QUOTED PASSAGE:
Categories
Book Features Books

Books from Memphians with a Message

“An nything you like about this book is due to me, and any errors are the fault of those listed above.”

Those words, following a list of acknowledgements, are in the author’s foreword from a new book — and a scholarly one, in fact — that political junkies and, really, all serious writers with an interest in the future of their society can profit from. The sense of humor in the sentence quoted above is a tip-off that the author, who knows his subject, well understands that famous maxim of Aristotle’s: “All art must both amuse and instruct.”

The book is Rethinking U.S. Election Law: Unskewing the System (Edward Elgar Publishing, Ltd). The author is one Steven Mulroy, professor at the University of Memphis and, of late, a member of the Shelby County Commission. Even more recently, Mulroy was the sparkplug and primary eminence of the local movement to reject a City Council-sponsored referendum that would have prohibited the use of Instant Runoff Voting.

Back in 2008, Mulroy was the Johnny Appleseed of the IRV process when the original referendum authorizing it was passed by Memphis voters. IRV, in brief, is a means of voting whereby voters, instead of just picking a single candidate, can rank several in order of preference, so that if no candidate succeeds in polling a majority, the voters’ secondary choices are weighted and factored into the results so that a majority winner can prevail.

DATASET CONTENT:
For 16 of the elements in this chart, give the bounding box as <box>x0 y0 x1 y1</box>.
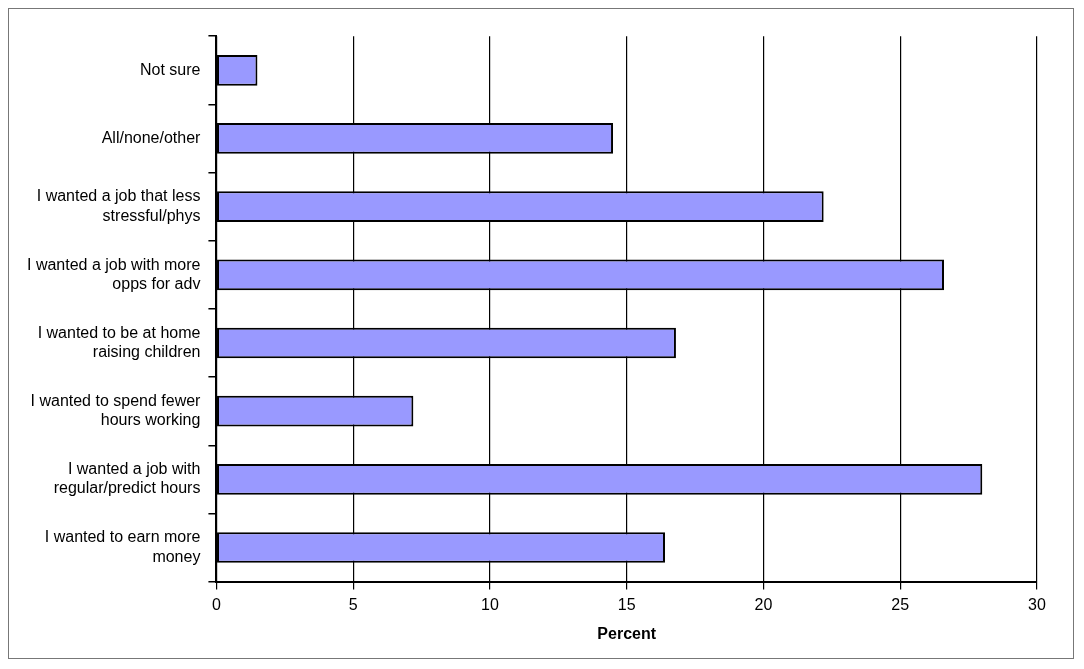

EXERCISE SET:
A - Using the book feature, say whether each statement agrees with it. Answer yes or no, and quote the words that decide it.
(i) Mulroy teaches at the University of Memphis.
(ii) Memphis voters passed the original referendum authorizing IRV in 2010.
(iii) Edward Elgar Publishing, Ltd published Mulroy's book.
B - Answer each question from the book feature.
(i) What is the title of Mulroy's book?
(ii) Which body sponsored the referendum that would have prohibited Instant Runoff Voting?
(iii) What maxim of Aristotle's is quoted?
C - Repeat the book feature from "The book is" up to and including "Instant Runoff Voting.".

FINAL RESULTS:
A -
(i) Yes: "professor at the University of Memphis"
(ii) No: "Back in 2008, Mulroy was the Johnny Appleseed of the IRV process when the original referendum authorizing it was passed by Memphis voters."
(iii) Yes: "(Edward Elgar Publishing, Ltd)"

B -
(i) Rethinking U.S. Election Law: Unskewing the System
(ii) The City Council
(iii) "All art must both amuse and instruct."

C -
The book is Rethinking U.S. Election Law: Unskewing the System (Edward Elgar Publishing, Ltd). The author is one Steven Mulroy, professor at the University of Memphis and, of late, a member of the Shelby County Commission. Even more recently, Mulroy was the sparkplug and primary eminence of the local movement to reject a City Council-sponsored referendum that would have prohibited the use of Instant Runoff Voting.